* begin RECORDS FOR THE TASK *

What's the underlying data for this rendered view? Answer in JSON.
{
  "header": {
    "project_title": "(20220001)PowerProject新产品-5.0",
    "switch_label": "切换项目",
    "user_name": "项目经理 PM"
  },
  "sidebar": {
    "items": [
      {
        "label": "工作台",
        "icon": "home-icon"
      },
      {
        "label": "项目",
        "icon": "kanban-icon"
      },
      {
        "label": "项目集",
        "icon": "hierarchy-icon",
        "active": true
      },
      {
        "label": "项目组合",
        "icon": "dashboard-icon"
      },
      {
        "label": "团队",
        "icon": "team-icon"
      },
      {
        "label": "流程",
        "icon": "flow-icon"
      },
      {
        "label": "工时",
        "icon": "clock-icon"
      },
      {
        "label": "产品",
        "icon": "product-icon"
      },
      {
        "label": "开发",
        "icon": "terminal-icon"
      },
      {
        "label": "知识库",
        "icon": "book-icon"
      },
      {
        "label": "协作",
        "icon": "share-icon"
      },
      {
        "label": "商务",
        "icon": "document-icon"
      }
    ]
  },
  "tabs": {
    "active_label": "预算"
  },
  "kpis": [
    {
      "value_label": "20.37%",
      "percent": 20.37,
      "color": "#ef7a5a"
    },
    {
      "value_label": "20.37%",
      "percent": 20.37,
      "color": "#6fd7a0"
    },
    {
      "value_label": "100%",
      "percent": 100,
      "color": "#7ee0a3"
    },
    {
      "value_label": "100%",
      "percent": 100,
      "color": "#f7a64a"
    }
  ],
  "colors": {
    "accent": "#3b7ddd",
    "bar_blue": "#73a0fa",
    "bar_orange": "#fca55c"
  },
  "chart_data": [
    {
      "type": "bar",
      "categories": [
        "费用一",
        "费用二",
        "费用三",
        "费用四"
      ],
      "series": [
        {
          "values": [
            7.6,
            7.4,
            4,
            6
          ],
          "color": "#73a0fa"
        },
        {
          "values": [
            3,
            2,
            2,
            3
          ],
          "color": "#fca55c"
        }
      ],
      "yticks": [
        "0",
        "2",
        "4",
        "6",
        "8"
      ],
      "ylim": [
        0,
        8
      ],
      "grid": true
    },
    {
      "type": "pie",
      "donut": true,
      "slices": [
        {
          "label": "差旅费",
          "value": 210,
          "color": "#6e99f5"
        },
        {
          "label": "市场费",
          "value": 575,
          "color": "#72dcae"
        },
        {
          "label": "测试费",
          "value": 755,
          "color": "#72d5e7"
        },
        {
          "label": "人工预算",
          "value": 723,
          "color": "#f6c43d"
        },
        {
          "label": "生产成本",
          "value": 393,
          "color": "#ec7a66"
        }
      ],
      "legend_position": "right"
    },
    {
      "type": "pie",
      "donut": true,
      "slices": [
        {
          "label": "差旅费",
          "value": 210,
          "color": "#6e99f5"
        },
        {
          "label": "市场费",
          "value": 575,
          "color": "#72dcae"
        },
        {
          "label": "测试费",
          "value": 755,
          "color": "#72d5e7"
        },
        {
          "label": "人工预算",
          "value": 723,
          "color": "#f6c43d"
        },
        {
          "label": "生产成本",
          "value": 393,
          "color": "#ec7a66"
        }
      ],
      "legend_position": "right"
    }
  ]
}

* end RECORDS FOR THE TASK *

Extract every entry above as it appears.

What's the underlying data for this rendered view? Answer in JSON.
{
  "header": {
    "project_title": "(20220001)PowerProject新产品-5.0",
    "switch_label": "切换项目",
    "user_name": "项目经理 PM"
  },
  "sidebar": {
    "items": [
      {
        "label": "工作台",
        "icon": "home-icon"
      },
      {
        "label": "项目",
        "icon": "kanban-icon"
      },
      {
        "label": "项目集",
        "icon": "hierarchy-icon",
        "active": true
      },
      {
        "label": "项目组合",
        "icon": "dashboard-icon"
      },
      {
        "label": "团队",
        "icon": "team-icon"
      },
      {
        "label": "流程",
        "icon": "flow-icon"
      },
      {
        "label": "工时",
        "icon": "clock-icon"
      },
      {
        "label": "产品",
        "icon": "product-icon"
      },
      {
        "label": "开发",
        "icon": "terminal-icon"
      },
      {
        "label": "知识库",
        "icon": "book-icon"
      },
      {
        "label": "协作",
        "icon": "share-icon"
      },
      {
        "label": "商务",
        "icon": "document-icon"
      }
    ]
  },
  "tabs": {
    "active_label": "预算"
  },
  "kpis": [
    {
      "value_label": "20.37%",
      "percent": 20.37,
      "color": "#ef7a5a"
    },
    {
      "value_label": "20.37%",
      "percent": 20.37,
      "color": "#6fd7a0"
    },
    {
      "value_label": "100%",
      "percent": 100,
      "color": "#7ee0a3"
    },
    {
      "value_label": "100%",
      "percent": 100,
      "color": "#f7a64a"
    }
  ],
  "colors": {
    "accent": "#3b7ddd",
    "bar_blue": "#73a0fa",
    "bar_orange": "#fca55c"
  },
  "chart_data": [
    {
      "type": "bar",
      "categories": [
        "费用一",
        "费用二",
        "费用三",
        "费用四"
      ],
      "series": [
        {
          "values": [
            7.6,
            7.4,
            4,
            6
          ],
          "color": "#73a0fa"
        },
        {
          "values": [
            3,
            2,
            2,
            3
          ],
          "color": "#fca55c"
        }
      ],
      "yticks": [
        "0",
        "2",
        "4",
        "6",
        "8"
      ],
      "ylim": [
        0,
        8
      ],
      "grid": true
    },
    {
      "type": "pie",
      "donut": true,
      "slices": [
        {
          "label": "差旅费",
          "value": 210,
          "color": "#6e99f5"
        },
        {
          "label": "市场费",
          "value": 575,
          "color": "#72dcae"
        },
        {
          "label": "测试费",
          "value": 755,
          "color": "#72d5e7"
        },
        {
          "label": "人工预算",
          "value": 723,
          "color": "#f6c43d"
        },
        {
          "label": "生产成本",
          "value": 393,
          "color": "#ec7a66"
        }
      ],
      "legend_position": "right"
    },
    {
      "type": "pie",
      "donut": true,
      "slices": [
        {
          "label": "差旅费",
          "value": 210,
          "color": "#6e99f5"
        },
        {
          "label": "市场费",
          "value": 575,
          "color": "#72dcae"
        },
        {
          "label": "测试费",
          "value": 755,
          "color": "#72d5e7"
        },
        {
          "label": "人工预算",
          "value": 723,
          "color": "#f6c43d"
        },
        {
          "label": "生产成本",
          "value": 393,
          "color": "#ec7a66"
        }
      ],
      "legend_position": "right"
    }
  ]
}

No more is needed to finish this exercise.